Review the listing and copy each line that holds the word "aprobarea".

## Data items
┌──

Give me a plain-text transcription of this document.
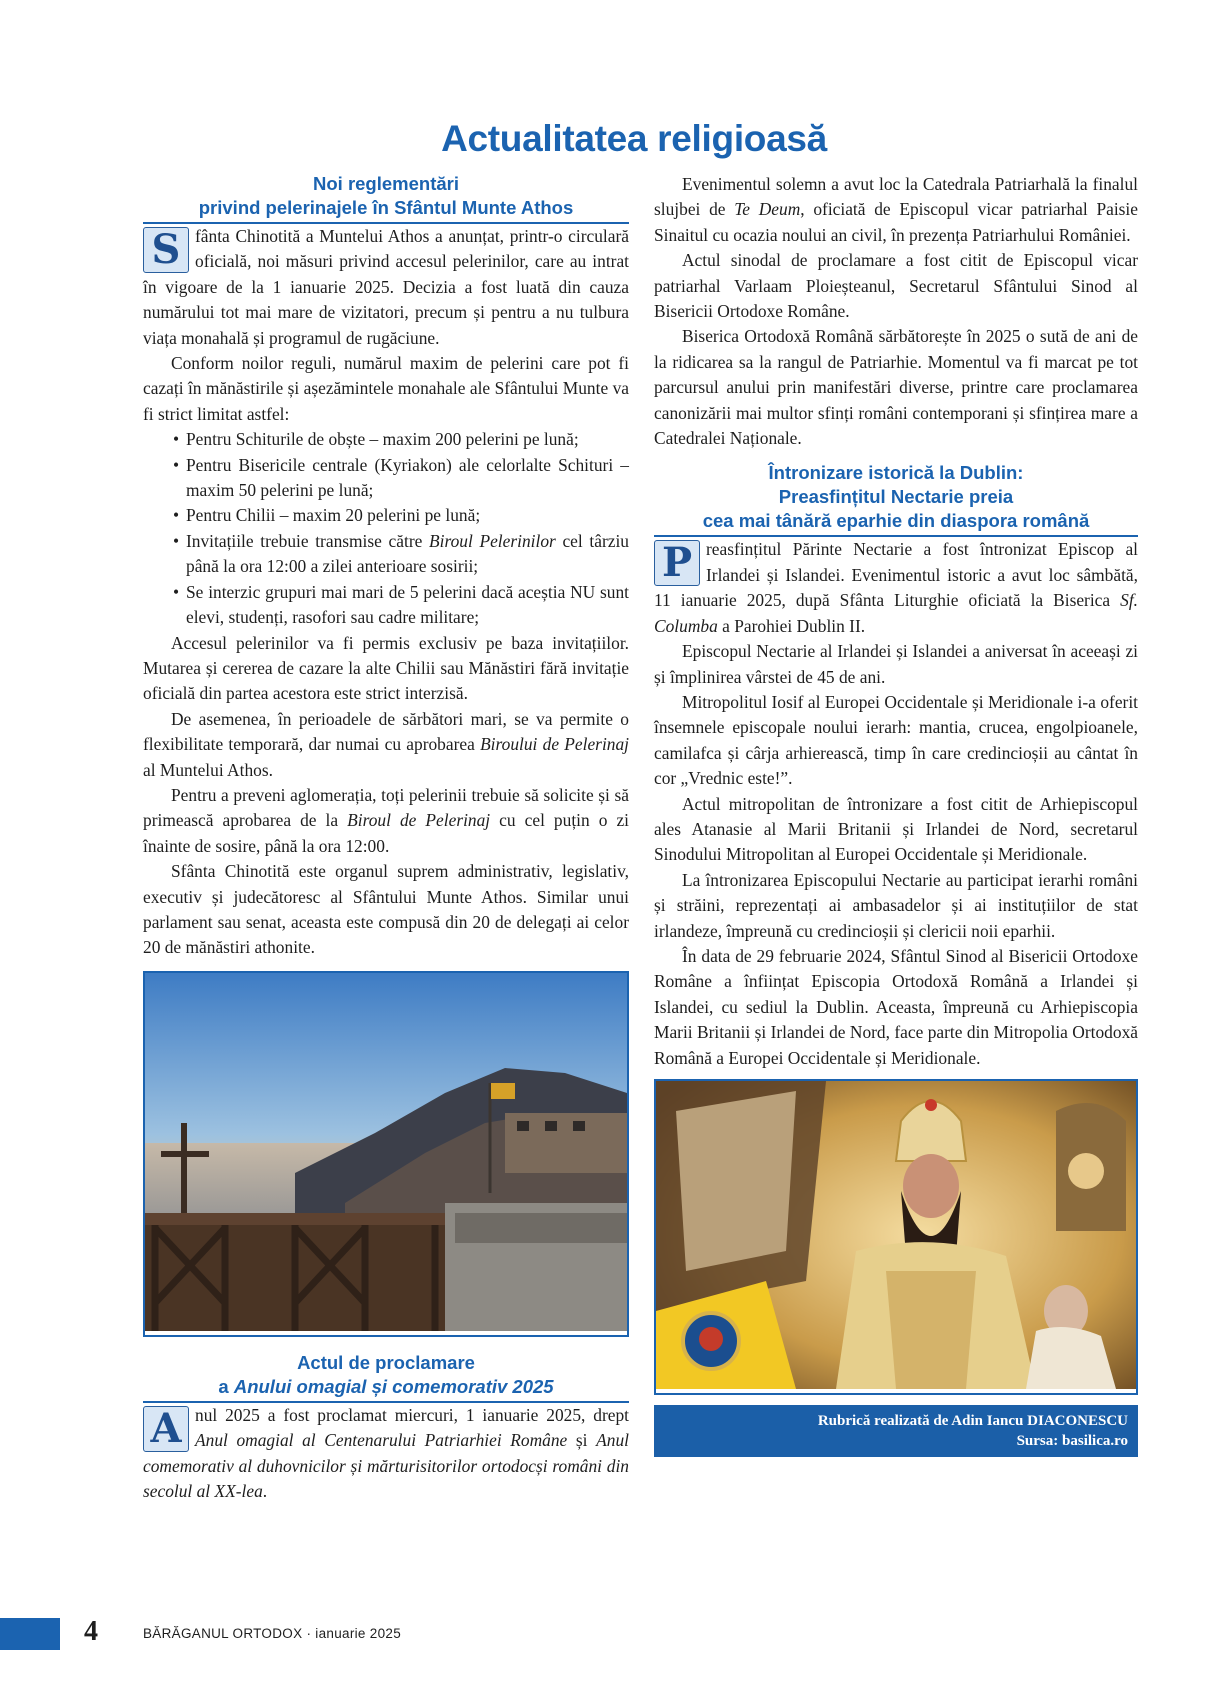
Actualitatea religioasă
Noi reglementări
privind pelerinajele în Sfântul Munte Athos

S fânta Chinotită a Muntelui Athos a anunțat, printr-o circulară oficială, noi măsuri privind accesul pelerinilor, care au intrat în vigoare de la 1 ianuarie 2025. Decizia a fost luată din cauza numărului tot mai mare de vizitatori, precum și pentru a nu tulbura viața monahală și programul de rugăciune.

Conform noilor reguli, numărul maxim de pelerini care pot fi cazați în mănăstirile și așezămintele monahale ale Sfântului Munte va fi strict limitat astfel:

• Pentru Schiturile de obște – maxim 200 pelerini pe lună;
• Pentru Bisericile centrale (Kyriakon) ale celorlalte Schituri – maxim 50 pelerini pe lună;
• Pentru Chilii – maxim 20 pelerini pe lună;
• Invitațiile trebuie transmise către Biroul Pelerinilor cel târziu până la ora 12:00 a zilei anterioare sosirii;
• Se interzic grupuri mai mari de 5 pelerini dacă aceștia NU sunt elevi, studenți, rasofori sau cadre militare;

Accesul pelerinilor va fi permis exclusiv pe baza invitațiilor. Mutarea și cererea de cazare la alte Chilii sau Mănăstiri fără invitație oficială din partea acestora este strict interzisă.

De asemenea, în perioadele de sărbători mari, se va permite o flexibilitate temporară, dar numai cu aprobarea Biroului de Pelerinaj al Muntelui Athos.

Pentru a preveni aglomerația, toți pelerinii trebuie să solicite și să primească aprobarea de la Biroul de Pelerinaj cu cel puțin o zi înainte de sosire, până la ora 12:00.

Sfânta Chinotită este organul suprem administrativ, legislativ, executiv și judecătoresc al Sfântului Munte Athos. Similar unui parlament sau senat, aceasta este compusă din 20 de delegați ai celor 20 de mănăstiri athonite.

Actul de proclamare
a Anului omagial și comemorativ 2025

A nul 2025 a fost proclamat miercuri, 1 ianuarie 2025, drept Anul omagial al Centenarului Patriarhiei Române și Anul comemorativ al duhovnicilor și mărturisitorilor ortodocși români din secolul al XX-lea.

Evenimentul solemn a avut loc la Catedrala Patriarhală la finalul slujbei de Te Deum, oficiată de Episcopul vicar patriarhal Paisie Sinaitul cu ocazia noului an civil, în prezența Patriarhului României.

Actul sinodal de proclamare a fost citit de Episcopul vicar patriarhal Varlaam Ploieșteanul, Secretarul Sfântului Sinod al Bisericii Ortodoxe Române.

Biserica Ortodoxă Română sărbătorește în 2025 o sută de ani de la ridicarea sa la rangul de Patriarhie. Momentul va fi marcat pe tot parcursul anului prin manifestări diverse, printre care proclamarea canonizării mai multor sfinți români contemporani și sfințirea mare a Catedralei Naționale.

Întronizare istorică la Dublin:
Preasfințitul Nectarie preia
cea mai tânără eparhie din diaspora română

P reasfințitul Părinte Nectarie a fost întronizat Episcop al Irlandei și Islandei. Evenimentul istoric a avut loc sâmbătă, 11 ianuarie 2025, după Sfânta Liturghie oficiată la Biserica Sf. Columba a Parohiei Dublin II.

Episcopul Nectarie al Irlandei și Islandei a aniversat în aceeași zi și împlinirea vârstei de 45 de ani.

Mitropolitul Iosif al Europei Occidentale și Meridionale i-a oferit însemnele episcopale noului ierarh: mantia, crucea, engolpioanele, camilafca și cârja arhierească, timp în care credincioșii au cântat în cor „Vrednic este!”.

Actul mitropolitan de întronizare a fost citit de Arhiepiscopul ales Atanasie al Marii Britanii și Irlandei de Nord, secretarul Sinodului Mitropolitan al Europei Occidentale și Meridionale.

La întronizarea Episcopului Nectarie au participat ierarhi români și străini, reprezentați ai ambasadelor și ai instituțiilor de stat irlandeze, împreună cu credincioșii și clericii noii eparhii.

În data de 29 februarie 2024, Sfântul Sinod al Bisericii Ortodoxe Române a înființat Episcopia Ortodoxă Română a Irlandei și Islandei, cu sediul la Dublin. Aceasta, împreună cu Arhiepiscopia Marii Britanii și Irlandei de Nord, face parte din Mitropolia Ortodoxă Română a Europei Occidentale și Meridionale.

Rubrică realizată de Adin Iancu DIACONESCU
Sursa: basilica.ro
4	BĂRĂGANUL ORTODOX · ianuarie 2025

└──

## ANSWER FOR THE TASK
De asemenea, în perioadele de sărbători mari, se va permite o flexibilitate temporară, dar numai cu aprobarea Biroului de Pelerinaj al Muntelui Athos.
Pentru a preveni aglomerația, toți pelerinii trebuie să solicite și să primească aprobarea de la Biroul de Pelerinaj cu cel puțin o zi înainte de sosire, până la ora 12:00.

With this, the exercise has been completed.